* [Directions for this task]:
Update the listing from its first line through the line containing "The internal surface 19 is at (147, 362).", replacing "heat-press system" with "heat-transfer press" and keeping everything else the same. Return only those lines.

_ _ _ _ _

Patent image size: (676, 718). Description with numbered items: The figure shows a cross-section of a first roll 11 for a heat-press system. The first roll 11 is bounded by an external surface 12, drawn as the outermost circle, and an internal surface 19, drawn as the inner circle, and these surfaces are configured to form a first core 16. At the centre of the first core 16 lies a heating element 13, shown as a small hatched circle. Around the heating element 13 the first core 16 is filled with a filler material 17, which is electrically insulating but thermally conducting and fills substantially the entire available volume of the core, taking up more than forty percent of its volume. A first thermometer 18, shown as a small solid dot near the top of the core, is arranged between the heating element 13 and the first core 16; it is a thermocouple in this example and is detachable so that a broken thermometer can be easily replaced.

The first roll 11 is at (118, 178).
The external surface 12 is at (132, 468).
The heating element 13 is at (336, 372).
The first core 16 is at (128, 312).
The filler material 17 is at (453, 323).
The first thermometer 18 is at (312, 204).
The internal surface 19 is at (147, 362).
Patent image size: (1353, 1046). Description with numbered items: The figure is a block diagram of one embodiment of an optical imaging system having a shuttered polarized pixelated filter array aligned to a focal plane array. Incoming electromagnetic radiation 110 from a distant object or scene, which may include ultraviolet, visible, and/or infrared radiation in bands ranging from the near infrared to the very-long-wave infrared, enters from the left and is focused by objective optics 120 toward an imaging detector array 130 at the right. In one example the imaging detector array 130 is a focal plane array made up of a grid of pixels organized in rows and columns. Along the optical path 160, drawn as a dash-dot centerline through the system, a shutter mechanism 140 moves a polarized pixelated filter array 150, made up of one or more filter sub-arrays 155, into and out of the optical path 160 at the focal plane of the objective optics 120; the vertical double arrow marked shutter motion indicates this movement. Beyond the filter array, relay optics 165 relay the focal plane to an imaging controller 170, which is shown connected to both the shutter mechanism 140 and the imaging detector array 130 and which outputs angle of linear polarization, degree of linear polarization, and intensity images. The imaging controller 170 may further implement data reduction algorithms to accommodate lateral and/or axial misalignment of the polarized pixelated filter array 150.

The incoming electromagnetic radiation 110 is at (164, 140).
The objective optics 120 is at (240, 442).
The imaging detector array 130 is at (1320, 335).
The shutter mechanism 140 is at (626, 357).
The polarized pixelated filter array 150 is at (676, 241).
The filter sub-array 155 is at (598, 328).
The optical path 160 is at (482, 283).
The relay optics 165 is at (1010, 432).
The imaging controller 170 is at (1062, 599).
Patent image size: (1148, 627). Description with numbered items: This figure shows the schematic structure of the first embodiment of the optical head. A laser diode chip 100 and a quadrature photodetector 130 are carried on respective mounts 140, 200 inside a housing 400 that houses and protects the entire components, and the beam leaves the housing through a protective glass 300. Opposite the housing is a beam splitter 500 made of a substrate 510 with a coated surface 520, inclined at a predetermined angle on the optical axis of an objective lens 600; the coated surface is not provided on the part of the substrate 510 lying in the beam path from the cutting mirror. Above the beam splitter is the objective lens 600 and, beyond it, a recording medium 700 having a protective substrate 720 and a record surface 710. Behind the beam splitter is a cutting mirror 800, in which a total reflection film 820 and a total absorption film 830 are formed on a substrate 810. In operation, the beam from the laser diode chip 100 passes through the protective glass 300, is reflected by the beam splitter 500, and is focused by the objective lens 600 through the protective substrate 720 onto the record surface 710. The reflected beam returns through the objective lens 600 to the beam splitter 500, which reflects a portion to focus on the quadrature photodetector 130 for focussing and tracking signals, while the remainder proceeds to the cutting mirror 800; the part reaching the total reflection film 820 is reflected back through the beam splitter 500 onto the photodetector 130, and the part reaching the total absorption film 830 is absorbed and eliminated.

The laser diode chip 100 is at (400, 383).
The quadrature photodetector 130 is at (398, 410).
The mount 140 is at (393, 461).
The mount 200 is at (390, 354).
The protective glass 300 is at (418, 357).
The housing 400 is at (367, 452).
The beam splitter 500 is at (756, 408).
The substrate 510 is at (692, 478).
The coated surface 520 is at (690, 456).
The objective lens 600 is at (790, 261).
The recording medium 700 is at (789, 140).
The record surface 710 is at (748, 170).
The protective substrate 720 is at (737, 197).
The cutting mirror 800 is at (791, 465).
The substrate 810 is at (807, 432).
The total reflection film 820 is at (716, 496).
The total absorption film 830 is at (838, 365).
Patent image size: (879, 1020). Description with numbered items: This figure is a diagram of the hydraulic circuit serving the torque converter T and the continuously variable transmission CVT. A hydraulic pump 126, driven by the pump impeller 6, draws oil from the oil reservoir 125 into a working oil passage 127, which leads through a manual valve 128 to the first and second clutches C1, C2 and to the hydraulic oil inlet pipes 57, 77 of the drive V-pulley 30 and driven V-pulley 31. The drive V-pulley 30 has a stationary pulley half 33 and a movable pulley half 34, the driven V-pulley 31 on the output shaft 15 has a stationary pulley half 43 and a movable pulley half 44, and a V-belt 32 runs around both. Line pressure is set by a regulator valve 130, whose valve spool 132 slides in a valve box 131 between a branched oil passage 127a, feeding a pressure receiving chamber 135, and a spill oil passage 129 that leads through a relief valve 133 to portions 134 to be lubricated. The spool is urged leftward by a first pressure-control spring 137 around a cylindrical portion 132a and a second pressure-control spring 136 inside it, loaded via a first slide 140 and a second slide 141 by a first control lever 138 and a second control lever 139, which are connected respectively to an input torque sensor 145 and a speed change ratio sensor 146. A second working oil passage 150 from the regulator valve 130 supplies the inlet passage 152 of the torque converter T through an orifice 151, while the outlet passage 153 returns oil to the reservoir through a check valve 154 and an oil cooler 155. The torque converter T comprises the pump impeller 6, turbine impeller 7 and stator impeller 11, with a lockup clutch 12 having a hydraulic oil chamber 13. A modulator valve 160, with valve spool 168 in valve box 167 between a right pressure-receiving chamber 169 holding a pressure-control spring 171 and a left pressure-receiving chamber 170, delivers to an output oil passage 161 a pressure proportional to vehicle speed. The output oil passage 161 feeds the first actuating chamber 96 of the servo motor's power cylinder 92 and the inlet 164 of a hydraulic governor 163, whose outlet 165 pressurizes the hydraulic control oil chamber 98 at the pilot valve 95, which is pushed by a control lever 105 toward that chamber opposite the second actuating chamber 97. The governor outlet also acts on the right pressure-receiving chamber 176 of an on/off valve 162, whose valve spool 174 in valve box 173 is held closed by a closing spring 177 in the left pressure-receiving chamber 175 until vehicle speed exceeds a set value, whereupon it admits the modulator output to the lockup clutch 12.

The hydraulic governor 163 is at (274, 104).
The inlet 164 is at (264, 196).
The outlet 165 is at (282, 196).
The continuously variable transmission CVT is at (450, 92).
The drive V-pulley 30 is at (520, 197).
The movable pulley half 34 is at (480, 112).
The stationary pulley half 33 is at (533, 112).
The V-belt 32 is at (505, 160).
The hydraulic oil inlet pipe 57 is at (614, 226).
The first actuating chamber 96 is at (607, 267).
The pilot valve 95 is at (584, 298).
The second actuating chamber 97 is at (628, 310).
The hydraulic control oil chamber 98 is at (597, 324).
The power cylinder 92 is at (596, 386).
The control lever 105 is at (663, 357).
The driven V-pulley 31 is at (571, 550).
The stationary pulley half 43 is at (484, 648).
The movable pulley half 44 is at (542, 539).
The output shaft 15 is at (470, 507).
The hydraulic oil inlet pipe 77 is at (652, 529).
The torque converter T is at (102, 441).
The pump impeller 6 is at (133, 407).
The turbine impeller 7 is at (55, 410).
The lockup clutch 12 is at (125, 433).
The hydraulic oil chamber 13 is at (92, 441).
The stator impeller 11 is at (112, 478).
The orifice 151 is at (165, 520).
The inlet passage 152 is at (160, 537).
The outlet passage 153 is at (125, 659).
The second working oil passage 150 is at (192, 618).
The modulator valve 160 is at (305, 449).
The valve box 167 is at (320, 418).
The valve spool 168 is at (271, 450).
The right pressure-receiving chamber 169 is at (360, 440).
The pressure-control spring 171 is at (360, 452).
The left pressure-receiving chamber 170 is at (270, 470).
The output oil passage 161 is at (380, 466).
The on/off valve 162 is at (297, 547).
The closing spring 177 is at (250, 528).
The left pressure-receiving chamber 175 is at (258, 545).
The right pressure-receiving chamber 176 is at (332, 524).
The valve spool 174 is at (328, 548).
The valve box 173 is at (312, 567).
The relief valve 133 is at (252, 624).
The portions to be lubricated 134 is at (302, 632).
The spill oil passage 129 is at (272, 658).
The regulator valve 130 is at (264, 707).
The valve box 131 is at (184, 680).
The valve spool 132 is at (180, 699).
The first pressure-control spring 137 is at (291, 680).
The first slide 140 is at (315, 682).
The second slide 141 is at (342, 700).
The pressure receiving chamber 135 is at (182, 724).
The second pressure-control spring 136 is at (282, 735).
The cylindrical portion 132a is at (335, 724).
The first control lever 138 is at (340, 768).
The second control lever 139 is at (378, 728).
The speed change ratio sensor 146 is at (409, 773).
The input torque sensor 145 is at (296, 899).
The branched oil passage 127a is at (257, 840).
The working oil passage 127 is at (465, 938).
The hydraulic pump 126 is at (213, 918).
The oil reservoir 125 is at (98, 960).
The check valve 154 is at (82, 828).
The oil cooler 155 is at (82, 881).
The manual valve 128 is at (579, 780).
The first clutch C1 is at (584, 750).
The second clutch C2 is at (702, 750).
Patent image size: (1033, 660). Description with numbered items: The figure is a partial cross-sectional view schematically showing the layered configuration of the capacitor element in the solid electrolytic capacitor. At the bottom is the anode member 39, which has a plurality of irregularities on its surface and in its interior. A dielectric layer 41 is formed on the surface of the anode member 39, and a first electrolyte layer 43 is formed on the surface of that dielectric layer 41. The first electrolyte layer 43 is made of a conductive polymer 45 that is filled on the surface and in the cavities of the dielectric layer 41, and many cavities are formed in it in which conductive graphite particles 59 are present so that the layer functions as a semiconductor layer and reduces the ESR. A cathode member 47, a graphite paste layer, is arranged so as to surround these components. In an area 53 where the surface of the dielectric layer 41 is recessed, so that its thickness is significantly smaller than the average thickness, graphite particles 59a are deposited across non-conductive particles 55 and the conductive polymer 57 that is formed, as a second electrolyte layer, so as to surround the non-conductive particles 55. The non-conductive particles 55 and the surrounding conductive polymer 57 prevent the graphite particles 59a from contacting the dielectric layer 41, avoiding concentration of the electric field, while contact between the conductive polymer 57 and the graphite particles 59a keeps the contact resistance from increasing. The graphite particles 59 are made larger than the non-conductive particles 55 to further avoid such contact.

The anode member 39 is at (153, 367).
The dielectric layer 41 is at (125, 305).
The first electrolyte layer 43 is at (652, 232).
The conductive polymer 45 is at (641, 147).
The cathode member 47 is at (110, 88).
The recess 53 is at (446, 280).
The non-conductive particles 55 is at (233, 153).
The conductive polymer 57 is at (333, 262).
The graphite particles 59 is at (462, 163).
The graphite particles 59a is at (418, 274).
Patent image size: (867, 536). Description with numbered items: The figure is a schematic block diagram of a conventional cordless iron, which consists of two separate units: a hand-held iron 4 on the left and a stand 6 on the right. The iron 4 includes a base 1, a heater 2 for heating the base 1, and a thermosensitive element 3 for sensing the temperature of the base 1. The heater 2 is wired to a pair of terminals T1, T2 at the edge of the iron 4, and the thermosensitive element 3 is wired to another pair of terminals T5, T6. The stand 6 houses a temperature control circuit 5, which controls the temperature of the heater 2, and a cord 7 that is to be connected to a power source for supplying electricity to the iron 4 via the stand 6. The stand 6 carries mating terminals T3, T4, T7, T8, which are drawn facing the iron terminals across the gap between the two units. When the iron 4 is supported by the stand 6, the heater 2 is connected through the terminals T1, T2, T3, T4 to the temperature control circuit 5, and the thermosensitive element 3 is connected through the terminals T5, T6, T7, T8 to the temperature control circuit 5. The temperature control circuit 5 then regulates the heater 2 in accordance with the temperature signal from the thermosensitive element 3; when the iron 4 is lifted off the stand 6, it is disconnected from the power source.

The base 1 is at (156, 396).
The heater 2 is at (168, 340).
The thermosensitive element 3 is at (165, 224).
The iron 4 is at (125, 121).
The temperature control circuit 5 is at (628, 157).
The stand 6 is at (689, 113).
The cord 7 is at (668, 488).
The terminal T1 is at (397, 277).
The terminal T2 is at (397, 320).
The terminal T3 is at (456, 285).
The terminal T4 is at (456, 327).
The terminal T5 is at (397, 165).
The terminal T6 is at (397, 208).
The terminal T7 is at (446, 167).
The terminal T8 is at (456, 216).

_ _ _ _ _

* [Task answer]:
Patent image size: (676, 718). Description with numbered items: The figure shows a cross-section of a first roll 11 for a heat-transfer press. The first roll 11 is bounded by an external surface 12, drawn as the outermost circle, and an internal surface 19, drawn as the inner circle, and these surfaces are configured to form a first core 16. At the centre of the first core 16 lies a heating element 13, shown as a small hatched circle. Around the heating element 13 the first core 16 is filled with a filler material 17, which is electrically insulating but thermally conducting and fills substantially the entire available volume of the core, taking up more than forty percent of its volume. A first thermometer 18, shown as a small solid dot near the top of the core, is arranged between the heating element 13 and the first core 16; it is a thermocouple in this example and is detachable so that a broken thermometer can be easily replaced.

The first roll 11 is at (118, 178).
The external surface 12 is at (132, 468).
The heating element 13 is at (336, 372).
The first core 16 is at (128, 312).
The filler material 17 is at (453, 323).
The first thermometer 18 is at (312, 204).
The internal surface 19 is at (147, 362).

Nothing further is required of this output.